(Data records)
····················

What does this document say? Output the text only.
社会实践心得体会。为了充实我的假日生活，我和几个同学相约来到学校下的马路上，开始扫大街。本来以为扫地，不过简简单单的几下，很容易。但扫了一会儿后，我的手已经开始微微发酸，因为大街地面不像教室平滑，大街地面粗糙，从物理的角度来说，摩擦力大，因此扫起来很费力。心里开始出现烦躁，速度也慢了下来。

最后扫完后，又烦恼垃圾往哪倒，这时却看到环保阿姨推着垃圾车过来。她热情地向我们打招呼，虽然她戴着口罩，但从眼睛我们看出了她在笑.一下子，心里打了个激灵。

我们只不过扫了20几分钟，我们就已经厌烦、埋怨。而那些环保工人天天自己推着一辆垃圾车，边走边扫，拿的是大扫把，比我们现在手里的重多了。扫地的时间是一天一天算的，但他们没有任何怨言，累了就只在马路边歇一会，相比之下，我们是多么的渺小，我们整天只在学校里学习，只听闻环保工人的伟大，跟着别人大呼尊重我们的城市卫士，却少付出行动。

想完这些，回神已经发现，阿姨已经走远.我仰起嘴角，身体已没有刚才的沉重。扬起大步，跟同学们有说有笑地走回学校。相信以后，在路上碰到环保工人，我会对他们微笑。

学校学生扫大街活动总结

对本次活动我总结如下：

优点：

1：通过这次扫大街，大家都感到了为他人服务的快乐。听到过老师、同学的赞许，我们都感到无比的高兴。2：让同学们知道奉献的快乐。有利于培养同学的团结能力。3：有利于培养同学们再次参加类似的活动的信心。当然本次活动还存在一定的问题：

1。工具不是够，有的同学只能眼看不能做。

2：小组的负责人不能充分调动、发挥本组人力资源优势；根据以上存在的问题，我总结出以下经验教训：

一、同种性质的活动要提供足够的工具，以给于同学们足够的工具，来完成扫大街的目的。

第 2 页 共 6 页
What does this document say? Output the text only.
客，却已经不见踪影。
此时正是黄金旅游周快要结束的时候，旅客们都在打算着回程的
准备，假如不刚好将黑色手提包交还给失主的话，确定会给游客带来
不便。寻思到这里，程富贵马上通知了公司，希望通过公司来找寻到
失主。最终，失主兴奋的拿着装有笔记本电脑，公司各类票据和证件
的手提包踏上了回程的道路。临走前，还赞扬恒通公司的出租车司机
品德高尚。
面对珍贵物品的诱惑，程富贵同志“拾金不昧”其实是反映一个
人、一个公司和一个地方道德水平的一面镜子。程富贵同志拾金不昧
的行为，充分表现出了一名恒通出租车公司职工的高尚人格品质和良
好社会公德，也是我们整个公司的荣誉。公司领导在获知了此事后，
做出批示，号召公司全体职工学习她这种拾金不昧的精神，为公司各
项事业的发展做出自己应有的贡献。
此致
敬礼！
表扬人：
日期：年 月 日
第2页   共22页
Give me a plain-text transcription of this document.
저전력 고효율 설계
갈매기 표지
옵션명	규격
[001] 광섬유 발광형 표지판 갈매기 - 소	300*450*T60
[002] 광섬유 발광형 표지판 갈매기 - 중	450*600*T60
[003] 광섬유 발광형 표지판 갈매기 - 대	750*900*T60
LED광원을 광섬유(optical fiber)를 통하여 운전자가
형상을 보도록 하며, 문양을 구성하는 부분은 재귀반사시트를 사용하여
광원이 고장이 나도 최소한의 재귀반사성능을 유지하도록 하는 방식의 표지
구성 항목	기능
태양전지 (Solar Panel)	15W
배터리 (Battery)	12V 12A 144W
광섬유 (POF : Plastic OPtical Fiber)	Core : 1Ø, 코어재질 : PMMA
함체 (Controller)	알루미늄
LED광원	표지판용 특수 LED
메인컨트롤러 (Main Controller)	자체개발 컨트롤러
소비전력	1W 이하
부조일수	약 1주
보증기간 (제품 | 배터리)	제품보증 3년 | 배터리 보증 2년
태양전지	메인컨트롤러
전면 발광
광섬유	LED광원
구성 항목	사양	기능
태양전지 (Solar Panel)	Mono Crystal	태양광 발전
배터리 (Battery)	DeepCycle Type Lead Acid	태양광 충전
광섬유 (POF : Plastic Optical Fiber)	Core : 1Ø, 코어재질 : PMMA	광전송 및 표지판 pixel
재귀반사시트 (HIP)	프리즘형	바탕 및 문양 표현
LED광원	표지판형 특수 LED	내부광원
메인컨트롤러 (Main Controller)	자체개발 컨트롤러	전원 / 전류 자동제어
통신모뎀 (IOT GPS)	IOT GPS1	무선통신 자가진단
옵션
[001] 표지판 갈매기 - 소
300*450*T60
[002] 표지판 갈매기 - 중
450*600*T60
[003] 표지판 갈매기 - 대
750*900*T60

····················

• _What is asked_
Across the data above, how many lines include the word "태양전지"? Give only the count.

• _Solution for this task_
3